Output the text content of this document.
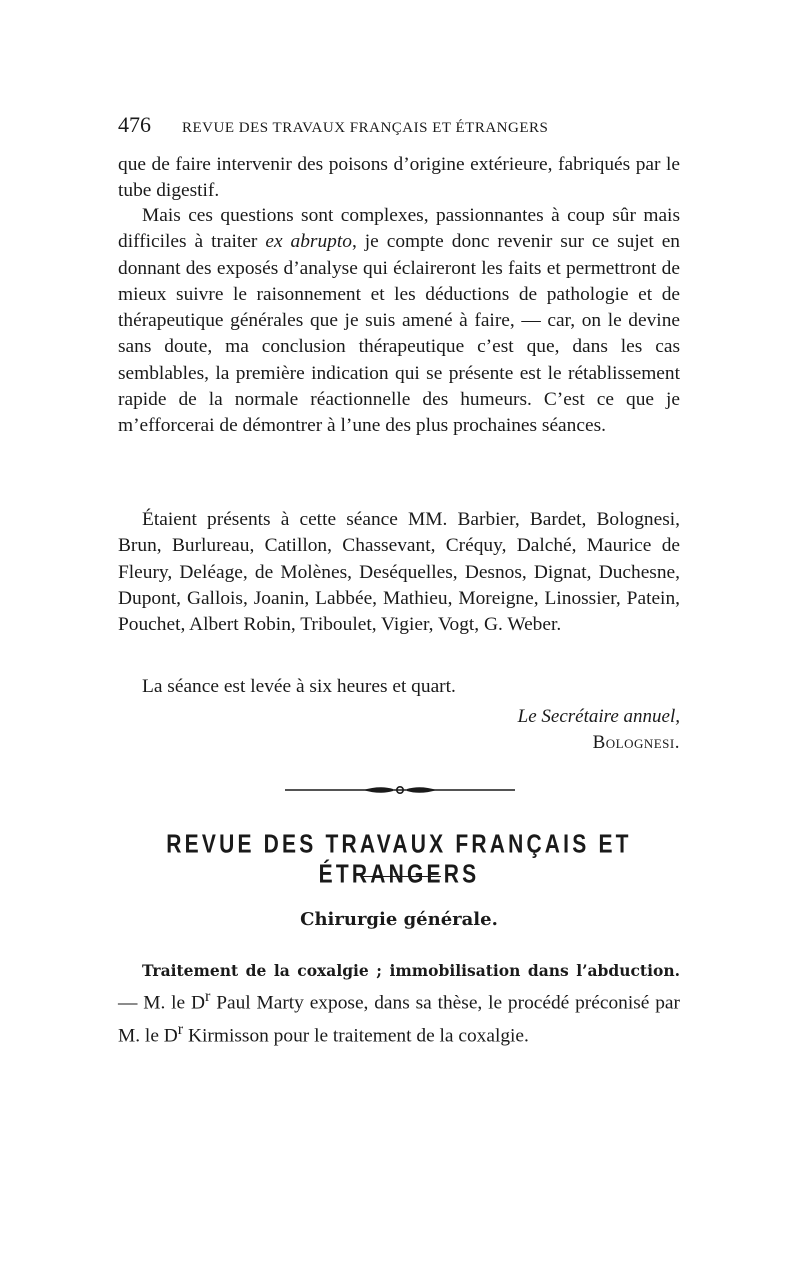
476 REVUE DES TRAVAUX FRANÇAIS ET ÉTRANGERS

que de faire intervenir des poisons d’origine extérieure, fabriqués par le tube digestif.

Mais ces questions sont complexes, passionnantes à coup sûr mais difficiles à traiter ex abrupto, je compte donc revenir sur ce sujet en donnant des exposés d’analyse qui éclaireront les faits et permettront de mieux suivre le raisonnement et les déductions de pathologie et de thérapeutique générales que je suis amené à faire, — car, on le devine sans doute, ma conclusion thérapeutique c’est que, dans les cas semblables, la première indication qui se présente est le rétablissement rapide de la normale réactionnelle des humeurs. C’est ce que je m’efforcerai de démontrer à l’une des plus prochaines séances.

Étaient présents à cette séance MM. Barbier, Bardet, Bolognesi, Brun, Burlureau, Catillon, Chassevant, Créquy, Dalché, Maurice de Fleury, Deléage, de Molènes, Deséquelles, Desnos, Dignat, Duchesne, Dupont, Gallois, Joanin, Labbée, Mathieu, Moreigne, Linossier, Patein, Pouchet, Albert Robin, Triboulet, Vigier, Vogt, G. Weber.

La séance est levée à six heures et quart.

Le Secrétaire annuel,
Bolognesi.
REVUE DES TRAVAUX FRANÇAIS ET ÉTRANGERS
Chirurgie générale.

Traitement de la coxalgie ; immobilisation dans l’abduction. — M. le $D^r$ Paul Marty expose, dans sa thèse, le procédé préconisé par M. le $D^r$ Kirmisson pour le traitement de la coxalgie.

------------------------------------------------------------

- What the exercise asks
Pictures in the data above should not be copied; transcribe everything else exactly.

- Reply
Output the text content of this document.
476 REVUE DES TRAVAUX FRANÇAIS ET ÉTRANGERS

que de faire intervenir des poisons d’origine extérieure, fabriqués par le tube digestif.

Mais ces questions sont complexes, passionnantes à coup sûr mais difficiles à traiter ex abrupto, je compte donc revenir sur ce sujet en donnant des exposés d’analyse qui éclaireront les faits et permettront de mieux suivre le raisonnement et les déductions de pathologie et de thérapeutique générales que je suis amené à faire, — car, on le devine sans doute, ma conclusion thérapeutique c’est que, dans les cas semblables, la première indication qui se présente est le rétablissement rapide de la normale réactionnelle des humeurs. C’est ce que je m’efforcerai de démontrer à l’une des plus prochaines séances.

Étaient présents à cette séance MM. Barbier, Bardet, Bolognesi, Brun, Burlureau, Catillon, Chassevant, Créquy, Dalché, Maurice de Fleury, Deléage, de Molènes, Deséquelles, Desnos, Dignat, Duchesne, Dupont, Gallois, Joanin, Labbée, Mathieu, Moreigne, Linossier, Patein, Pouchet, Albert Robin, Triboulet, Vigier, Vogt, G. Weber.

La séance est levée à six heures et quart.

Le Secrétaire annuel,
Bolognesi.
REVUE DES TRAVAUX FRANÇAIS ET ÉTRANGERS
Chirurgie générale.

Traitement de la coxalgie ; immobilisation dans l’abduction. — M. le $D^r$ Paul Marty expose, dans sa thèse, le procédé préconisé par M. le $D^r$ Kirmisson pour le traitement de la coxalgie.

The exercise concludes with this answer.